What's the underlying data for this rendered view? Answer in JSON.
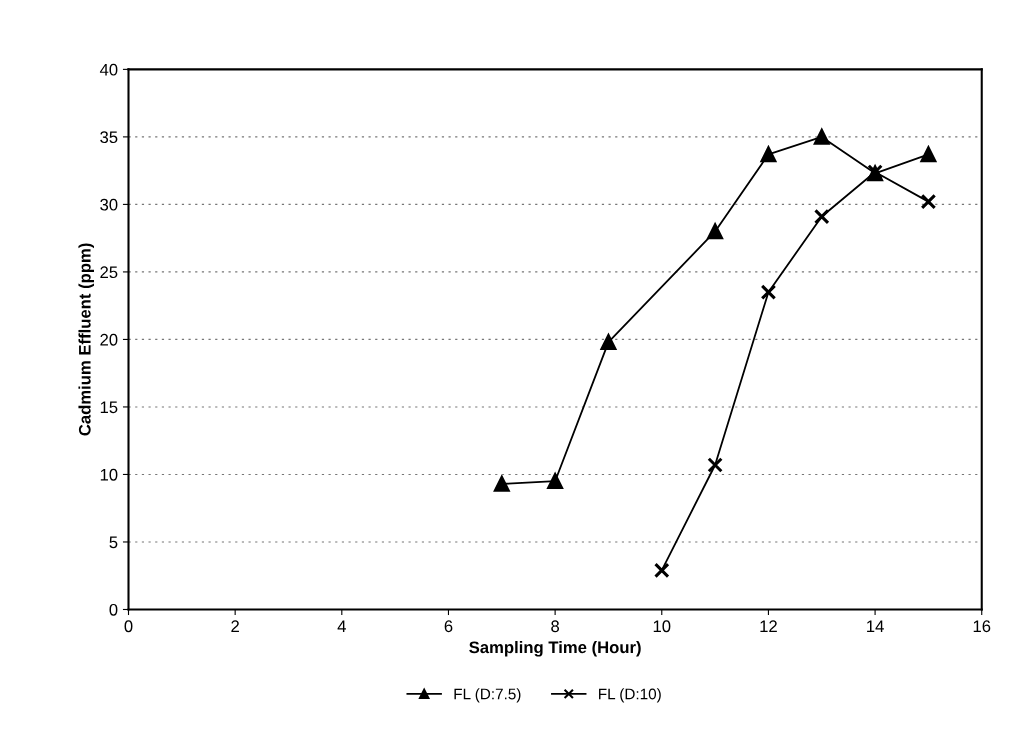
{
  "chart_data": {
    "type": "line",
    "xlabel": "Sampling Time (Hour)",
    "ylabel": "Cadmium Effluent (ppm)",
    "xlim": [
      0,
      16
    ],
    "xticks": [
      0,
      2,
      4,
      6,
      8,
      10,
      12,
      14,
      16
    ],
    "ylim": [
      0,
      40
    ],
    "yticks": [
      0,
      5,
      10,
      15,
      20,
      25,
      30,
      35,
      40
    ],
    "grid": "y",
    "legend": "bottom",
    "series": [
      {
        "name": "FL (D:7.5)",
        "color": "#000000",
        "marker": "triangle",
        "x": [
          7,
          8,
          9,
          11,
          12,
          13,
          14,
          15
        ],
        "values": [
          9.3,
          9.5,
          19.8,
          28.0,
          33.7,
          35.0,
          32.3,
          33.7
        ]
      },
      {
        "name": "FL (D:10)",
        "color": "#000000",
        "marker": "cross",
        "x": [
          10,
          11,
          12,
          13,
          14,
          15
        ],
        "values": [
          2.9,
          10.7,
          23.5,
          29.1,
          32.4,
          30.2
        ]
      }
    ]
  }
}
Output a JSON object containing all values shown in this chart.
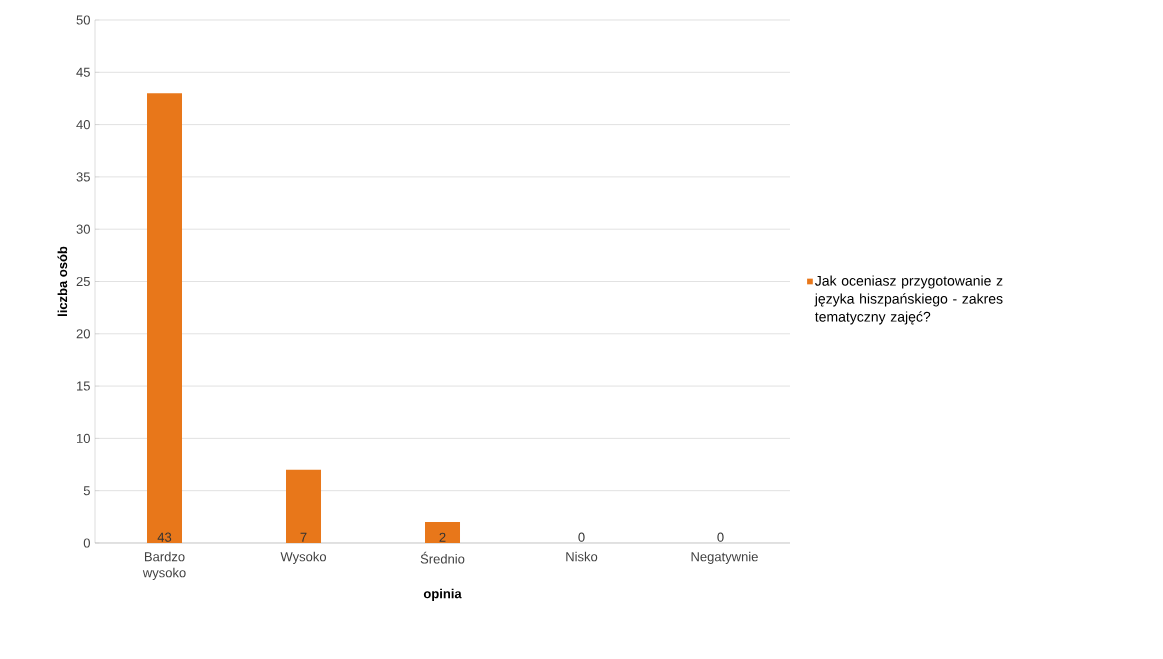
{
  "chart_data": {
    "type": "bar",
    "xlabel": "opinia",
    "ylabel": "liczba osób",
    "categories": [
      "Bardzo wysoko",
      "Wysoko",
      "Średnio",
      "Nisko",
      "Negatywnie"
    ],
    "series": [
      {
        "name": "Jak oceniasz przygotowanie z języka hiszpańskiego - zakres tematyczny zajęć?",
        "color": "#e8771a",
        "values": [
          43,
          7,
          2,
          0,
          0
        ]
      }
    ],
    "ylim": [
      0,
      50
    ],
    "yticks": [
      0,
      5,
      10,
      15,
      20,
      25,
      30,
      35,
      40,
      45,
      50
    ],
    "grid": "y",
    "legend": "right",
    "data_labels": true
  }
}
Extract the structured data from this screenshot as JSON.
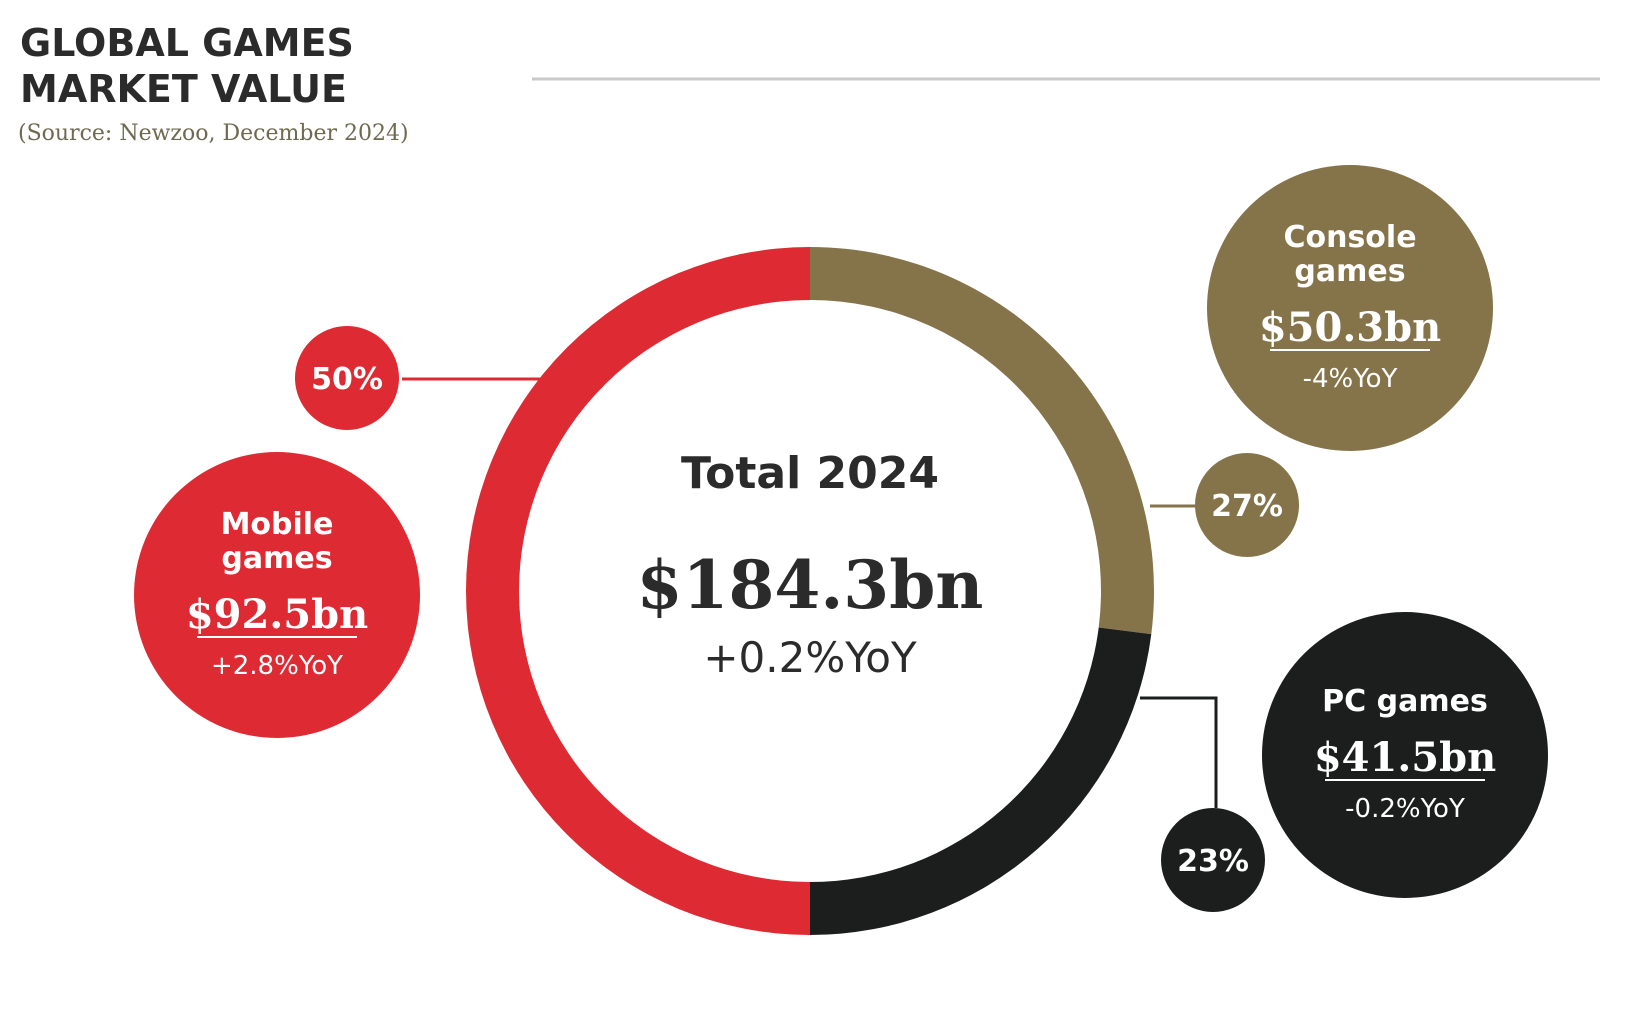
{
  "header": {
    "title_line1": "GLOBAL GAMES",
    "title_line2": "MARKET VALUE",
    "source": "(Source: Newzoo, December 2024)"
  },
  "center": {
    "label": "Total 2024",
    "value": "$184.3bn",
    "yoy": "+0.2%YoY"
  },
  "chart_data": {
    "type": "pie",
    "title": "GLOBAL GAMES MARKET VALUE",
    "subtitle": "(Source: Newzoo, December 2024)",
    "total": 184.3,
    "total_label": "$184.3bn",
    "total_yoy": "+0.2%YoY",
    "unit": "bn USD",
    "series": [
      {
        "key": "console",
        "name": "Console games",
        "name_lines": [
          "Console",
          "games"
        ],
        "value": 50.3,
        "value_label": "$50.3bn",
        "share": 27,
        "share_label": "27%",
        "yoy": "-4%YoY",
        "color": "#857349"
      },
      {
        "key": "pc",
        "name": "PC games",
        "name_lines": [
          "PC games"
        ],
        "value": 41.5,
        "value_label": "$41.5bn",
        "share": 23,
        "share_label": "23%",
        "yoy": "-0.2%YoY",
        "color": "#1b1e1c"
      },
      {
        "key": "mobile",
        "name": "Mobile games",
        "name_lines": [
          "Mobile",
          "games"
        ],
        "value": 92.5,
        "value_label": "$92.5bn",
        "share": 50,
        "share_label": "50%",
        "yoy": "+2.8%YoY",
        "color": "#de2a32"
      }
    ]
  }
}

# STATED TASK:
Every record must be copied exactly, with the pictures left out.

# FINISHED ANSWER:
What's the underlying data for this rendered view? Answer in JSON.
{
  "chart_data": {
    "type": "line",
    "xlabel": "Sampling Time (Hour)",
    "ylabel": "Cadmium Effluent (ppm)",
    "xlim": [
      0,
      16
    ],
    "xticks": [
      0,
      2,
      4,
      6,
      8,
      10,
      12,
      14,
      16
    ],
    "ylim": [
      0,
      40
    ],
    "yticks": [
      0,
      5,
      10,
      15,
      20,
      25,
      30,
      35,
      40
    ],
    "grid": "y",
    "legend": "bottom",
    "series": [
      {
        "name": "FL (D:7.5)",
        "color": "#000000",
        "marker": "triangle",
        "x": [
          7,
          8,
          9,
          11,
          12,
          13,
          14,
          15
        ],
        "values": [
          9.3,
          9.5,
          19.8,
          28.0,
          33.7,
          35.0,
          32.3,
          33.7
        ]
      },
      {
        "name": "FL (D:10)",
        "color": "#000000",
        "marker": "cross",
        "x": [
          10,
          11,
          12,
          13,
          14,
          15
        ],
        "values": [
          2.9,
          10.7,
          23.5,
          29.1,
          32.4,
          30.2
        ]
      }
    ]
  }
}
Output a JSON object containing all values shown in this chart.
{
  "chart_data": {
    "type": "bar",
    "xlabel": "opinia",
    "ylabel": "liczba osób",
    "categories": [
      "Bardzo wysoko",
      "Wysoko",
      "Średnio",
      "Nisko",
      "Negatywnie"
    ],
    "series": [
      {
        "name": "Jak oceniasz przygotowanie z języka hiszpańskiego - zakres tematyczny zajęć?",
        "color": "#e8771a",
        "values": [
          43,
          7,
          2,
          0,
          0
        ]
      }
    ],
    "ylim": [
      0,
      50
    ],
    "yticks": [
      0,
      5,
      10,
      15,
      20,
      25,
      30,
      35,
      40,
      45,
      50
    ],
    "grid": "y",
    "legend": "right",
    "data_labels": true
  }
}
Extract the structured data from this screenshot as JSON.
{
  "header": {
    "title_line1": "GLOBAL GAMES",
    "title_line2": "MARKET VALUE",
    "source": "(Source: Newzoo, December 2024)"
  },
  "center": {
    "label": "Total 2024",
    "value": "$184.3bn",
    "yoy": "+0.2%YoY"
  },
  "chart_data": {
    "type": "pie",
    "title": "GLOBAL GAMES MARKET VALUE",
    "subtitle": "(Source: Newzoo, December 2024)",
    "total": 184.3,
    "total_label": "$184.3bn",
    "total_yoy": "+0.2%YoY",
    "unit": "bn USD",
    "series": [
      {
        "key": "console",
        "name": "Console games",
        "name_lines": [
          "Console",
          "games"
        ],
        "value": 50.3,
        "value_label": "$50.3bn",
        "share": 27,
        "share_label": "27%",
        "yoy": "-4%YoY",
        "color": "#857349"
      },
      {
        "key": "pc",
        "name": "PC games",
        "name_lines": [
          "PC games"
        ],
        "value": 41.5,
        "value_label": "$41.5bn",
        "share": 23,
        "share_label": "23%",
        "yoy": "-0.2%YoY",
        "color": "#1b1e1c"
      },
      {
        "key": "mobile",
        "name": "Mobile games",
        "name_lines": [
          "Mobile",
          "games"
        ],
        "value": 92.5,
        "value_label": "$92.5bn",
        "share": 50,
        "share_label": "50%",
        "yoy": "+2.8%YoY",
        "color": "#de2a32"
      }
    ]
  }
}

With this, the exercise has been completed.